Below is some material; set it all down exactly, apart from the pictures.

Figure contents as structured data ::
-------

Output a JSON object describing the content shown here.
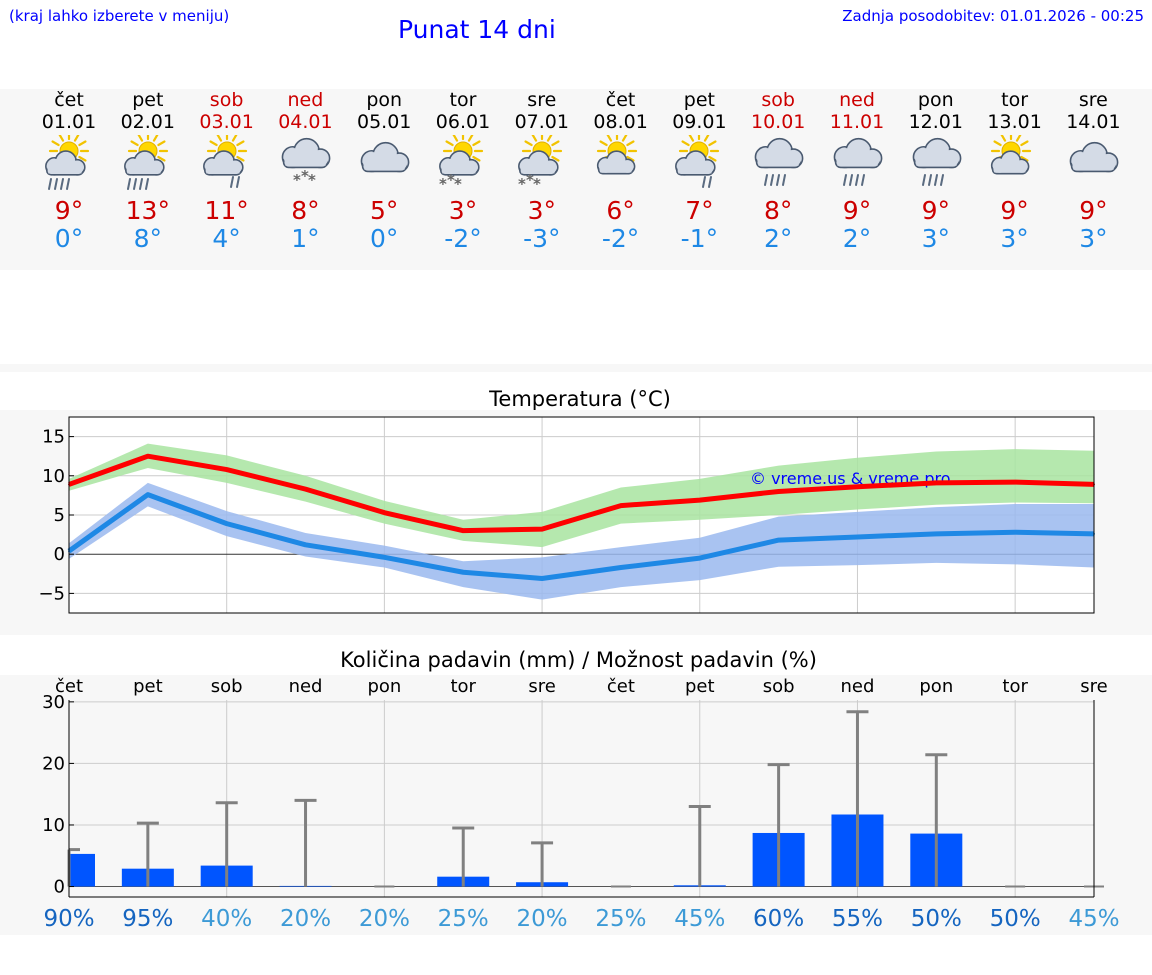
{
  "header": {
    "region_hint": "(kraj lahko izberete v meniju)",
    "title": "Punat 14 dni",
    "last_update": "Zadnja posodobitev: 01.01.2026 - 00:25"
  },
  "days": [
    {
      "name": "čet",
      "date": "01.01",
      "weekend": false,
      "icon": "sun-cloud-rain-icon",
      "tmax": "9°",
      "tmin": "0°"
    },
    {
      "name": "pet",
      "date": "02.01",
      "weekend": false,
      "icon": "sun-cloud-rain-icon",
      "tmax": "13°",
      "tmin": "8°"
    },
    {
      "name": "sob",
      "date": "03.01",
      "weekend": true,
      "icon": "sun-cloud-light-rain-icon",
      "tmax": "11°",
      "tmin": "4°"
    },
    {
      "name": "ned",
      "date": "04.01",
      "weekend": true,
      "icon": "cloud-snow-icon",
      "tmax": "8°",
      "tmin": "1°"
    },
    {
      "name": "pon",
      "date": "05.01",
      "weekend": false,
      "icon": "cloudy-icon",
      "tmax": "5°",
      "tmin": "0°"
    },
    {
      "name": "tor",
      "date": "06.01",
      "weekend": false,
      "icon": "sun-cloud-snow-icon",
      "tmax": "3°",
      "tmin": "-2°"
    },
    {
      "name": "sre",
      "date": "07.01",
      "weekend": false,
      "icon": "sun-cloud-snow-icon",
      "tmax": "3°",
      "tmin": "-3°"
    },
    {
      "name": "čet",
      "date": "08.01",
      "weekend": false,
      "icon": "sun-cloud-icon",
      "tmax": "6°",
      "tmin": "-2°"
    },
    {
      "name": "pet",
      "date": "09.01",
      "weekend": false,
      "icon": "sun-cloud-light-rain-icon",
      "tmax": "7°",
      "tmin": "-1°"
    },
    {
      "name": "sob",
      "date": "10.01",
      "weekend": true,
      "icon": "cloud-rain-icon",
      "tmax": "8°",
      "tmin": "2°"
    },
    {
      "name": "ned",
      "date": "11.01",
      "weekend": true,
      "icon": "cloud-rain-icon",
      "tmax": "9°",
      "tmin": "2°"
    },
    {
      "name": "pon",
      "date": "12.01",
      "weekend": false,
      "icon": "cloud-rain-icon",
      "tmax": "9°",
      "tmin": "3°"
    },
    {
      "name": "tor",
      "date": "13.01",
      "weekend": false,
      "icon": "sun-cloud-icon",
      "tmax": "9°",
      "tmin": "3°"
    },
    {
      "name": "sre",
      "date": "14.01",
      "weekend": false,
      "icon": "cloudy-icon",
      "tmax": "9°",
      "tmin": "3°"
    }
  ],
  "colors": {
    "weekend": "#cc0000",
    "tmax_line": "#ff0000",
    "tmin_line": "#1e88e5",
    "tmax_band": "#a8e4a0",
    "tmin_band": "#9ab8ef",
    "precip_bar": "#0055ff",
    "error_bar": "#808080",
    "watermark": "#0000ff"
  },
  "chart_data": [
    {
      "type": "line",
      "title": "Temperatura (°C)",
      "watermark": "© vreme.us & vreme.pro",
      "x": [
        1,
        2,
        3,
        4,
        5,
        6,
        7,
        8,
        9,
        10,
        11,
        12,
        13,
        14
      ],
      "ylim": [
        -7.5,
        17.5
      ],
      "yticks": [
        15,
        10,
        5,
        0,
        -5
      ],
      "ytick_labels": [
        "15",
        "10",
        "5",
        "0",
        "−5"
      ],
      "series": [
        {
          "name": "max",
          "values": [
            8.9,
            12.5,
            10.8,
            8.3,
            5.3,
            3.0,
            3.2,
            6.2,
            6.9,
            8.0,
            8.6,
            9.1,
            9.2,
            8.9
          ],
          "band_upper": [
            9.6,
            14.1,
            12.6,
            10.0,
            6.8,
            4.4,
            5.4,
            8.5,
            9.6,
            11.3,
            12.3,
            13.1,
            13.4,
            13.2
          ],
          "band_lower": [
            8.1,
            11.0,
            9.1,
            6.7,
            3.9,
            1.7,
            0.9,
            3.9,
            4.4,
            5.0,
            5.7,
            6.3,
            6.6,
            6.5
          ]
        },
        {
          "name": "min",
          "values": [
            0.4,
            7.6,
            3.9,
            1.2,
            -0.4,
            -2.3,
            -3.1,
            -1.7,
            -0.5,
            1.8,
            2.2,
            2.6,
            2.8,
            2.6
          ],
          "band_upper": [
            1.4,
            9.1,
            5.5,
            2.7,
            1.1,
            -0.9,
            -0.4,
            0.9,
            2.1,
            4.8,
            5.4,
            6.0,
            6.4,
            6.4
          ],
          "band_lower": [
            -0.6,
            6.1,
            2.3,
            -0.3,
            -1.7,
            -4.2,
            -5.8,
            -4.2,
            -3.3,
            -1.6,
            -1.4,
            -1.1,
            -1.3,
            -1.7
          ]
        }
      ]
    },
    {
      "type": "bar",
      "title": "Količina padavin (mm) / Možnost padavin (%)",
      "categories": [
        "čet",
        "pet",
        "sob",
        "ned",
        "pon",
        "tor",
        "sre",
        "čet",
        "pet",
        "sob",
        "ned",
        "pon",
        "tor",
        "sre"
      ],
      "ylim": [
        -1.7,
        30.3
      ],
      "yticks": [
        30,
        20,
        10,
        0
      ],
      "values": [
        5.3,
        2.9,
        3.4,
        0.1,
        0.0,
        1.6,
        0.7,
        0.0,
        0.2,
        8.7,
        11.7,
        8.6,
        0.0,
        0.0
      ],
      "error_upper": [
        6.0,
        10.3,
        13.6,
        14.0,
        0.0,
        9.5,
        7.1,
        0.0,
        13.0,
        19.8,
        28.4,
        21.4,
        0.0,
        0.0
      ],
      "probability_labels": [
        "90%",
        "95%",
        "40%",
        "20%",
        "20%",
        "25%",
        "20%",
        "25%",
        "45%",
        "60%",
        "55%",
        "50%",
        "50%",
        "45%"
      ],
      "probability_colors": [
        "#1565c0",
        "#1565c0",
        "#3d9ad6",
        "#3d9ad6",
        "#3d9ad6",
        "#3d9ad6",
        "#3d9ad6",
        "#3d9ad6",
        "#3d9ad6",
        "#1565c0",
        "#1565c0",
        "#1565c0",
        "#1565c0",
        "#3d9ad6"
      ]
    }
  ]
}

-------

THE ANSWER ::
Output a JSON object describing the content shown here.
{
  "header": {
    "region_hint": "(kraj lahko izberete v meniju)",
    "title": "Punat 14 dni",
    "last_update": "Zadnja posodobitev: 01.01.2026 - 00:25"
  },
  "days": [
    {
      "name": "čet",
      "date": "01.01",
      "weekend": false,
      "icon": "sun-cloud-rain-icon",
      "tmax": "9°",
      "tmin": "0°"
    },
    {
      "name": "pet",
      "date": "02.01",
      "weekend": false,
      "icon": "sun-cloud-rain-icon",
      "tmax": "13°",
      "tmin": "8°"
    },
    {
      "name": "sob",
      "date": "03.01",
      "weekend": true,
      "icon": "sun-cloud-light-rain-icon",
      "tmax": "11°",
      "tmin": "4°"
    },
    {
      "name": "ned",
      "date": "04.01",
      "weekend": true,
      "icon": "cloud-snow-icon",
      "tmax": "8°",
      "tmin": "1°"
    },
    {
      "name": "pon",
      "date": "05.01",
      "weekend": false,
      "icon": "cloudy-icon",
      "tmax": "5°",
      "tmin": "0°"
    },
    {
      "name": "tor",
      "date": "06.01",
      "weekend": false,
      "icon": "sun-cloud-snow-icon",
      "tmax": "3°",
      "tmin": "-2°"
    },
    {
      "name": "sre",
      "date": "07.01",
      "weekend": false,
      "icon": "sun-cloud-snow-icon",
      "tmax": "3°",
      "tmin": "-3°"
    },
    {
      "name": "čet",
      "date": "08.01",
      "weekend": false,
      "icon": "sun-cloud-icon",
      "tmax": "6°",
      "tmin": "-2°"
    },
    {
      "name": "pet",
      "date": "09.01",
      "weekend": false,
      "icon": "sun-cloud-light-rain-icon",
      "tmax": "7°",
      "tmin": "-1°"
    },
    {
      "name": "sob",
      "date": "10.01",
      "weekend": true,
      "icon": "cloud-rain-icon",
      "tmax": "8°",
      "tmin": "2°"
    },
    {
      "name": "ned",
      "date": "11.01",
      "weekend": true,
      "icon": "cloud-rain-icon",
      "tmax": "9°",
      "tmin": "2°"
    },
    {
      "name": "pon",
      "date": "12.01",
      "weekend": false,
      "icon": "cloud-rain-icon",
      "tmax": "9°",
      "tmin": "3°"
    },
    {
      "name": "tor",
      "date": "13.01",
      "weekend": false,
      "icon": "sun-cloud-icon",
      "tmax": "9°",
      "tmin": "3°"
    },
    {
      "name": "sre",
      "date": "14.01",
      "weekend": false,
      "icon": "cloudy-icon",
      "tmax": "9°",
      "tmin": "3°"
    }
  ],
  "colors": {
    "weekend": "#cc0000",
    "tmax_line": "#ff0000",
    "tmin_line": "#1e88e5",
    "tmax_band": "#a8e4a0",
    "tmin_band": "#9ab8ef",
    "precip_bar": "#0055ff",
    "error_bar": "#808080",
    "watermark": "#0000ff"
  },
  "chart_data": [
    {
      "type": "line",
      "title": "Temperatura (°C)",
      "watermark": "© vreme.us & vreme.pro",
      "x": [
        1,
        2,
        3,
        4,
        5,
        6,
        7,
        8,
        9,
        10,
        11,
        12,
        13,
        14
      ],
      "ylim": [
        -7.5,
        17.5
      ],
      "yticks": [
        15,
        10,
        5,
        0,
        -5
      ],
      "ytick_labels": [
        "15",
        "10",
        "5",
        "0",
        "−5"
      ],
      "series": [
        {
          "name": "max",
          "values": [
            8.9,
            12.5,
            10.8,
            8.3,
            5.3,
            3.0,
            3.2,
            6.2,
            6.9,
            8.0,
            8.6,
            9.1,
            9.2,
            8.9
          ],
          "band_upper": [
            9.6,
            14.1,
            12.6,
            10.0,
            6.8,
            4.4,
            5.4,
            8.5,
            9.6,
            11.3,
            12.3,
            13.1,
            13.4,
            13.2
          ],
          "band_lower": [
            8.1,
            11.0,
            9.1,
            6.7,
            3.9,
            1.7,
            0.9,
            3.9,
            4.4,
            5.0,
            5.7,
            6.3,
            6.6,
            6.5
          ]
        },
        {
          "name": "min",
          "values": [
            0.4,
            7.6,
            3.9,
            1.2,
            -0.4,
            -2.3,
            -3.1,
            -1.7,
            -0.5,
            1.8,
            2.2,
            2.6,
            2.8,
            2.6
          ],
          "band_upper": [
            1.4,
            9.1,
            5.5,
            2.7,
            1.1,
            -0.9,
            -0.4,
            0.9,
            2.1,
            4.8,
            5.4,
            6.0,
            6.4,
            6.4
          ],
          "band_lower": [
            -0.6,
            6.1,
            2.3,
            -0.3,
            -1.7,
            -4.2,
            -5.8,
            -4.2,
            -3.3,
            -1.6,
            -1.4,
            -1.1,
            -1.3,
            -1.7
          ]
        }
      ]
    },
    {
      "type": "bar",
      "title": "Količina padavin (mm) / Možnost padavin (%)",
      "categories": [
        "čet",
        "pet",
        "sob",
        "ned",
        "pon",
        "tor",
        "sre",
        "čet",
        "pet",
        "sob",
        "ned",
        "pon",
        "tor",
        "sre"
      ],
      "ylim": [
        -1.7,
        30.3
      ],
      "yticks": [
        30,
        20,
        10,
        0
      ],
      "values": [
        5.3,
        2.9,
        3.4,
        0.1,
        0.0,
        1.6,
        0.7,
        0.0,
        0.2,
        8.7,
        11.7,
        8.6,
        0.0,
        0.0
      ],
      "error_upper": [
        6.0,
        10.3,
        13.6,
        14.0,
        0.0,
        9.5,
        7.1,
        0.0,
        13.0,
        19.8,
        28.4,
        21.4,
        0.0,
        0.0
      ],
      "probability_labels": [
        "90%",
        "95%",
        "40%",
        "20%",
        "20%",
        "25%",
        "20%",
        "25%",
        "45%",
        "60%",
        "55%",
        "50%",
        "50%",
        "45%"
      ],
      "probability_colors": [
        "#1565c0",
        "#1565c0",
        "#3d9ad6",
        "#3d9ad6",
        "#3d9ad6",
        "#3d9ad6",
        "#3d9ad6",
        "#3d9ad6",
        "#3d9ad6",
        "#1565c0",
        "#1565c0",
        "#1565c0",
        "#1565c0",
        "#3d9ad6"
      ]
    }
  ]
}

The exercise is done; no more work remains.